**SHORT PROBLEM 1:**
In the Hough transform text, what data structure lets the graph problem be solved in almost linear time?

**EXTRACTED TEXT:**

>> begin

How to realize such a Lipschitz predicate? Elementary calculus reveals that if the kernel function \kappa has Lipschitz constant \lambda_{\kappa} and all input points are in the unit disk, \mathrm{S}_{P} has a global Lipschitz constant of \lambda_{\kappa}\sqrt{2}. However, using this global bound will yield a uniform (and inefficient) subdivision. We obtain a better Lipschitz constant based on the locality of the box. We outline a strategy for the two considered kernel functions in Appendix[B](https://arxiv.org/html/2603.08245#A2 "Appendix B Lipschitz constants in a box ‣ Topologically Stable Hough Transform").

Computing the persistent homology (in dimension 0) of \tilde{\mathrm{S}}_{P} is done via standard methods illustrated in Figure[2](https://arxiv.org/html/2603.08245#S4.F2 "Figure 2 ‣ 4 Computation ‣ Topologically Stable Hough Transform"). Via the Nerve Theorem[[1](https://arxiv.org/html/2603.08245#bib.bib1)], the problem can be recast into tracking the connected components of a graph that expands in terms of vertices and edges, and that problem can be solved in almost linear time via the union-find data structure[[5](https://arxiv.org/html/2603.08245#bib.bib5)]. Note that in this step, we remember the twisted identification of the boundary of M (the domain of \tilde{\mathrm{S}}_{P}), effectively computing the persistent homology over the Möbius strip.

There is a choice how to ultimately select the local maxima , and hence the lines in primal space, from the persistence information. A simple choice is to just select the k local maxima with largest persistence, where k is a given constant. Another option is to fix a threshold \alpha and pick those local maxima with persistence at least \alpha. Here, \alpha may be chosen a-priori or a-posteriori– we demonstrate the latter in Section[5](https://arxiv.org/html/2603.08245#S5 "5 A Use-case ‣ Topologically Stable Hough Transform").

## 5 A Use-case

We implemented a prototype of our method in Python, available at \url https://github.com/JRC-ISIA/TopologicalHoughTransformation. Figure[3](https://arxiv.org/html/2603.08245#S5.F3 "Figure 3 ‣ 5 A Use-case ‣ Topologically Stable Hough Transform") shows an exemplary run of our method on a point cloud sampled with noise from three lines (top-left).

>> end

[Records from a data collection]
>> begin

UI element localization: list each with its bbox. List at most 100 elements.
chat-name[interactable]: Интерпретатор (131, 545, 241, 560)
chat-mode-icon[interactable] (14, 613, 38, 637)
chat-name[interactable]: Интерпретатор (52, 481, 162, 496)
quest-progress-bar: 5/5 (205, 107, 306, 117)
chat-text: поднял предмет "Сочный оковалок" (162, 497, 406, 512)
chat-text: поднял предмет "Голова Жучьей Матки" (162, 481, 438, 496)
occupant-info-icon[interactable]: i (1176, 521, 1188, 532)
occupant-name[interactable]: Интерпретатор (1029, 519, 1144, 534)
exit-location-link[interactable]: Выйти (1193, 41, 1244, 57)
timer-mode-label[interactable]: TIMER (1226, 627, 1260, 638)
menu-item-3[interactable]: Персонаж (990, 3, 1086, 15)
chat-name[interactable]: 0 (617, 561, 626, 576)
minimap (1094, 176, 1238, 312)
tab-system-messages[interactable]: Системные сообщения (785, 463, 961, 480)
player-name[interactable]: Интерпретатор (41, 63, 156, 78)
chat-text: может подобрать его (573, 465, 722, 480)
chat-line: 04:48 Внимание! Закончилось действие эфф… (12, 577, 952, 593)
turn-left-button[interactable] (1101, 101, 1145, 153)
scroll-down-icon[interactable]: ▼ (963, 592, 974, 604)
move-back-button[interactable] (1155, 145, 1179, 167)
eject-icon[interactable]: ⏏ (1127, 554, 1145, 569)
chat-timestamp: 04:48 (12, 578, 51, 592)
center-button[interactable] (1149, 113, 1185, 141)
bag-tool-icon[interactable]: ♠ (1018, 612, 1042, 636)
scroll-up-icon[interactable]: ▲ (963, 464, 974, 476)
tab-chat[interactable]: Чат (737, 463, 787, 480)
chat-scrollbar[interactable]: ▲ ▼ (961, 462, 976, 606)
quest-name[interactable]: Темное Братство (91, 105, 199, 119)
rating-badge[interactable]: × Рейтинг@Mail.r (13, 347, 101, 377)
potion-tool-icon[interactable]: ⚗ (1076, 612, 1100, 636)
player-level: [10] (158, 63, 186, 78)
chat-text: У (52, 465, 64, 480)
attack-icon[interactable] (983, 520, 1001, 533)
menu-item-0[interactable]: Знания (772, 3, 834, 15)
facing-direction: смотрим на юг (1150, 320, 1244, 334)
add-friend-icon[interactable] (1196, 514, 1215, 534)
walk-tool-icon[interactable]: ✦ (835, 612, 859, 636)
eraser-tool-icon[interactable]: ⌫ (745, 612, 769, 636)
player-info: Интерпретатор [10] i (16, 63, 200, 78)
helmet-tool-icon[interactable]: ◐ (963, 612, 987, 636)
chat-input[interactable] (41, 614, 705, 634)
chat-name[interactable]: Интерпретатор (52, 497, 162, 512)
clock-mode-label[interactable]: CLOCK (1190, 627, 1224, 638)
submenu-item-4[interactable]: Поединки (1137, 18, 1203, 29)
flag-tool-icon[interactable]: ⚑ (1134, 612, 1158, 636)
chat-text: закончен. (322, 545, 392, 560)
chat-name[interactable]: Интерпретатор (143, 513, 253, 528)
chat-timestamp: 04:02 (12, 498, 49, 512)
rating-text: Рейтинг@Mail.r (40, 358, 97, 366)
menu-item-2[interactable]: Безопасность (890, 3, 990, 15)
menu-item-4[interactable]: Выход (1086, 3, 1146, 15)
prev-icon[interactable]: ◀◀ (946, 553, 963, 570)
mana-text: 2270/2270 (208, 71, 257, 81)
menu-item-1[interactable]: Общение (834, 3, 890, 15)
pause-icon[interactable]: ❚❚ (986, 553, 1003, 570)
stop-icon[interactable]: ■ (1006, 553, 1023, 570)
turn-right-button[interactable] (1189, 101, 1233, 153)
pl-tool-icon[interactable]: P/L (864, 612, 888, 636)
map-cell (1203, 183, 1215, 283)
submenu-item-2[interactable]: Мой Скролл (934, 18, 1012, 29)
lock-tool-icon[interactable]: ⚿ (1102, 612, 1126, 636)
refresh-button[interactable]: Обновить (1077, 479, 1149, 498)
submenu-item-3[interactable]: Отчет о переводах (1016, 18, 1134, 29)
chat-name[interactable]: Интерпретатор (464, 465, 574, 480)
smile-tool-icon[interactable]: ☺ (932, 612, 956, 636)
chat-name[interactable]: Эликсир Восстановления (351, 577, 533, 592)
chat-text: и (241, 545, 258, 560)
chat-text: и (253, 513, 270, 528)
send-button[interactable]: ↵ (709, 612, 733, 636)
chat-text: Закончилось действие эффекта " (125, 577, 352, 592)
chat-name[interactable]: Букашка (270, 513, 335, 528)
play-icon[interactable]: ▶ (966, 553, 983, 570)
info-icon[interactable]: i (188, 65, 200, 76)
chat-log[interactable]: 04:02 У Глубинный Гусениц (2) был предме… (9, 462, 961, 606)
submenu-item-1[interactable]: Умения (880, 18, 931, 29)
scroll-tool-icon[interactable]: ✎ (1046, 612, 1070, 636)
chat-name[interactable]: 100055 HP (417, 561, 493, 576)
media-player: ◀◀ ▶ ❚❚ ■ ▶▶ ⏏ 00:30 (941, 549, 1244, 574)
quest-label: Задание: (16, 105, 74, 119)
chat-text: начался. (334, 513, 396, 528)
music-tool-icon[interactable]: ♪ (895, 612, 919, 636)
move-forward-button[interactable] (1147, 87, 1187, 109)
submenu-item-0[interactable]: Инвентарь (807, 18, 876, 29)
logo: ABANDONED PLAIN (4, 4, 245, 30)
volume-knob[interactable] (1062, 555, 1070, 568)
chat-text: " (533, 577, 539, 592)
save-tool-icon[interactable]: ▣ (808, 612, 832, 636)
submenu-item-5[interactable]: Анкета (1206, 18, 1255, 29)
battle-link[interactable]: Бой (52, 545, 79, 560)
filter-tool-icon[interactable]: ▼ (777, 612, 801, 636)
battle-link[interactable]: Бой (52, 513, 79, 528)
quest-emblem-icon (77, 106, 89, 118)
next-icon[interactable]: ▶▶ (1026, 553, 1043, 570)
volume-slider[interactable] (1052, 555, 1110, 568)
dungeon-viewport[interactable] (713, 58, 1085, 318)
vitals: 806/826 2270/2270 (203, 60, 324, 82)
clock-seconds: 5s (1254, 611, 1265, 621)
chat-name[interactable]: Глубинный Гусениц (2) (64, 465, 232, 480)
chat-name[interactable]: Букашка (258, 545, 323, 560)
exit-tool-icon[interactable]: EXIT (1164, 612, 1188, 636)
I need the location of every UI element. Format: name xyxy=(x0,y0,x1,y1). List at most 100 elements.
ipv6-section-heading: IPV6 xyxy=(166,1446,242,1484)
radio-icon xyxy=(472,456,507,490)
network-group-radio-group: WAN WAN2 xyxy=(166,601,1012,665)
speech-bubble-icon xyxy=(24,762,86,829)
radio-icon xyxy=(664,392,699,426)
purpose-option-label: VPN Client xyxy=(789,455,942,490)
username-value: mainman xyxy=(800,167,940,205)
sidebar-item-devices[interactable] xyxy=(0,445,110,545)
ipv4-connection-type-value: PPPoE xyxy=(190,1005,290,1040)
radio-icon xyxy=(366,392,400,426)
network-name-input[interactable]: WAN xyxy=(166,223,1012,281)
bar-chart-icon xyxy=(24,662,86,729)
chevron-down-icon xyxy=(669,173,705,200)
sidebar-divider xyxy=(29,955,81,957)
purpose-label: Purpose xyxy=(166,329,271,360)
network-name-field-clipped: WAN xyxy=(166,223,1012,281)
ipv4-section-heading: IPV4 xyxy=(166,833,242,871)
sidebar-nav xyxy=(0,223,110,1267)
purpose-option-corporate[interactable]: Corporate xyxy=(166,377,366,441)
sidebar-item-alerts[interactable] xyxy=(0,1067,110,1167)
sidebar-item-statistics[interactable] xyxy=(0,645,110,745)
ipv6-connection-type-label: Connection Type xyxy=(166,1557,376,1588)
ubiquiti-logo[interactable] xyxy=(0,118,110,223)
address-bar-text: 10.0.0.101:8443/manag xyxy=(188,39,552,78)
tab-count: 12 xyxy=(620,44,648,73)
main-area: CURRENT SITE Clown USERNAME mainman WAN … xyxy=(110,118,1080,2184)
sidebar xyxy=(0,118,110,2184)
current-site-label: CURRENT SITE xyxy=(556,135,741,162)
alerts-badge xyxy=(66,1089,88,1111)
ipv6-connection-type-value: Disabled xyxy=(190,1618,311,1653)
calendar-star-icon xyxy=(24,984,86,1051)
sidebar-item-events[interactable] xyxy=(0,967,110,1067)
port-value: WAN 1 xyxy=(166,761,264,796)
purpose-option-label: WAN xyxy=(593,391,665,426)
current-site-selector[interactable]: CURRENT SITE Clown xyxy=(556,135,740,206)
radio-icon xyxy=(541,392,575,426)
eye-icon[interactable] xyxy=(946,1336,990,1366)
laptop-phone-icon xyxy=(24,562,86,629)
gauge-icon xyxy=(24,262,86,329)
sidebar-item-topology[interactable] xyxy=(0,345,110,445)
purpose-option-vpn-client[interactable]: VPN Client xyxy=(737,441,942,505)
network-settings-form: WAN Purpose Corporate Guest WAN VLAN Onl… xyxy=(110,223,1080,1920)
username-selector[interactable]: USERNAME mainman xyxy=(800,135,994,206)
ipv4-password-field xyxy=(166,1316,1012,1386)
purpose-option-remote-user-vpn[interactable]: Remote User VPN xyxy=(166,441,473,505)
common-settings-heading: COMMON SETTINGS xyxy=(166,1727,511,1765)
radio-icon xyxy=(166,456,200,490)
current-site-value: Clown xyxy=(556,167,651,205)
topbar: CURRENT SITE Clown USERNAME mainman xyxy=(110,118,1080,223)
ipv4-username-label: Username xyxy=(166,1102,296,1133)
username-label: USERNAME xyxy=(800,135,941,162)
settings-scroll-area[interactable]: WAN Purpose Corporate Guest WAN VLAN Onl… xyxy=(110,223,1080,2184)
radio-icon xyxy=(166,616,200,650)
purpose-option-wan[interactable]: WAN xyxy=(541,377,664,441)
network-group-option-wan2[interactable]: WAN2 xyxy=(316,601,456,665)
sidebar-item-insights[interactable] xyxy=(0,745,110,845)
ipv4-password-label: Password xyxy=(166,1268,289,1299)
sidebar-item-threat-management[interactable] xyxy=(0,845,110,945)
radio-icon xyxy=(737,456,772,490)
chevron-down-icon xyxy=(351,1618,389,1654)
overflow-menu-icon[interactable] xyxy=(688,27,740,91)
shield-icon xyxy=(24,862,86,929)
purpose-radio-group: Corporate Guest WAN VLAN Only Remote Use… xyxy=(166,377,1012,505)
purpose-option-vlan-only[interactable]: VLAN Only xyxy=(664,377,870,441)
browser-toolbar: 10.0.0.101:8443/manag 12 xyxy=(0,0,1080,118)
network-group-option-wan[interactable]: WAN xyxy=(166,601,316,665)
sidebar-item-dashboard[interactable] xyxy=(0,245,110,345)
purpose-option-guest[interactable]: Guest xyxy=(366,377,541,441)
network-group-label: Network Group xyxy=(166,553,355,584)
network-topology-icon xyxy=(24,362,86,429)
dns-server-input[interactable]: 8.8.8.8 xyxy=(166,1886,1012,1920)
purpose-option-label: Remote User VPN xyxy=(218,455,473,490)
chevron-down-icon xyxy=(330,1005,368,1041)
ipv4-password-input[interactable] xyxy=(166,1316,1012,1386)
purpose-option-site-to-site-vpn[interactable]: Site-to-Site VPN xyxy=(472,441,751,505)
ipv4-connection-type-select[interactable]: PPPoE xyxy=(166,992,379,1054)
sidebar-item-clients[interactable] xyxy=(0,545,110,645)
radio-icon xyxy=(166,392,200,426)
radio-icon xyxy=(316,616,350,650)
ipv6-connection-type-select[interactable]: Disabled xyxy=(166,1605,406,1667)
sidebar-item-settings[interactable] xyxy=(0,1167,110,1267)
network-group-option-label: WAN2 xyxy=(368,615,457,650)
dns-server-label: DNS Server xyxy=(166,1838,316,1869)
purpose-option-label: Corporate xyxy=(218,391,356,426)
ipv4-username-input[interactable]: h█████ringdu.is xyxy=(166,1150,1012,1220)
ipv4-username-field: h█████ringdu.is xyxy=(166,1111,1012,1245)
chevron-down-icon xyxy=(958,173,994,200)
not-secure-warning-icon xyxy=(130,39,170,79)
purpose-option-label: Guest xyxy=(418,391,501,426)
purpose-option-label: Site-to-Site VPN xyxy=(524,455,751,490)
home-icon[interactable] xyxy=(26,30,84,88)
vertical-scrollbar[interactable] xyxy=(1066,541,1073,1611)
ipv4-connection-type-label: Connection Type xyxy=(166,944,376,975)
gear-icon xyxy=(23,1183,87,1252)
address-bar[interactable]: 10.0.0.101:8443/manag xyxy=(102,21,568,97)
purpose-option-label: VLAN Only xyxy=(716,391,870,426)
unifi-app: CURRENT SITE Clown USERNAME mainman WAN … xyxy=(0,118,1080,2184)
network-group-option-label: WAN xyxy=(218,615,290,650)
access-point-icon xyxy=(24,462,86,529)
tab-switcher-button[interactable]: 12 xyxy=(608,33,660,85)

>> end

**SHORT PROBLEM 2:**
Please switch "Интерпретатор" to "Наблюдатель" in the rows, starting at the first row and going on through the row with "chat-text: может подобрать", and give those rows alone.

**REPLY 1:**
The union-find data structure.

**REPLY 2:**
UI element localization: list each with its bbox. List at most 100 elements.
chat-name[interactable]: Наблюдатель (131, 545, 241, 560)
chat-mode-icon[interactable] (14, 613, 38, 637)
chat-name[interactable]: Наблюдатель (52, 481, 162, 496)
quest-progress-bar: 5/5 (205, 107, 306, 117)
chat-text: поднял предмет "Сочный оковалок" (162, 497, 406, 512)
chat-text: поднял предмет "Голова Жучьей Матки" (162, 481, 438, 496)
occupant-info-icon[interactable]: i (1176, 521, 1188, 532)
occupant-name[interactable]: Наблюдатель (1029, 519, 1144, 534)
exit-location-link[interactable]: Выйти (1193, 41, 1244, 57)
timer-mode-label[interactable]: TIMER (1226, 627, 1260, 638)
menu-item-3[interactable]: Персонаж (990, 3, 1086, 15)
chat-name[interactable]: 0 (617, 561, 626, 576)
minimap (1094, 176, 1238, 312)
tab-system-messages[interactable]: Системные сообщения (785, 463, 961, 480)
player-name[interactable]: Наблюдатель (41, 63, 156, 78)
chat-text: может подобрать его (573, 465, 722, 480)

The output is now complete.